— Start Raw records —

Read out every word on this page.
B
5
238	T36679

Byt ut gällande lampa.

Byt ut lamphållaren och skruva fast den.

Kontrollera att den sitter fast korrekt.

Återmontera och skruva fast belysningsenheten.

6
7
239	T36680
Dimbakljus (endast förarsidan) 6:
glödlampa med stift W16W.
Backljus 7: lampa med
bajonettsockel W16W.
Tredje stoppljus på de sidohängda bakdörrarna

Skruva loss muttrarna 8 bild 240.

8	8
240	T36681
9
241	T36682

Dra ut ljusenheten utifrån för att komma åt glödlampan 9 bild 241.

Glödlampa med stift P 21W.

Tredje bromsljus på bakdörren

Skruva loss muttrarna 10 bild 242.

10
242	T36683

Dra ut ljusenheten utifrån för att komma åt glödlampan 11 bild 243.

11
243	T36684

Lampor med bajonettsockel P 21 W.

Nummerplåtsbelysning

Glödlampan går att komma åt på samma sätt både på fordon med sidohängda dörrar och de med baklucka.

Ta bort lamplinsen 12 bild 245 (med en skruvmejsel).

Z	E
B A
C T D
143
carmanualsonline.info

— End Raw records —

**What you have to do**
Each entry above is to be printed again exactly.

**Exercise result**
Read out every word on this page.
B
5
238	T36679

Byt ut gällande lampa.

Byt ut lamphållaren och skruva fast den.

Kontrollera att den sitter fast korrekt.

Återmontera och skruva fast belysningsenheten.

6
7
239	T36680
Dimbakljus (endast förarsidan) 6:
glödlampa med stift W16W.
Backljus 7: lampa med
bajonettsockel W16W.
Tredje stoppljus på de sidohängda bakdörrarna

Skruva loss muttrarna 8 bild 240.

8	8
240	T36681
9
241	T36682

Dra ut ljusenheten utifrån för att komma åt glödlampan 9 bild 241.

Glödlampa med stift P 21W.

Tredje bromsljus på bakdörren

Skruva loss muttrarna 10 bild 242.

10
242	T36683

Dra ut ljusenheten utifrån för att komma åt glödlampan 11 bild 243.

11
243	T36684

Lampor med bajonettsockel P 21 W.

Nummerplåtsbelysning

Glödlampan går att komma åt på samma sätt både på fordon med sidohängda dörrar och de med baklucka.

Ta bort lamplinsen 12 bild 245 (med en skruvmejsel).

Z	E
B A
C T D
143
carmanualsonline.info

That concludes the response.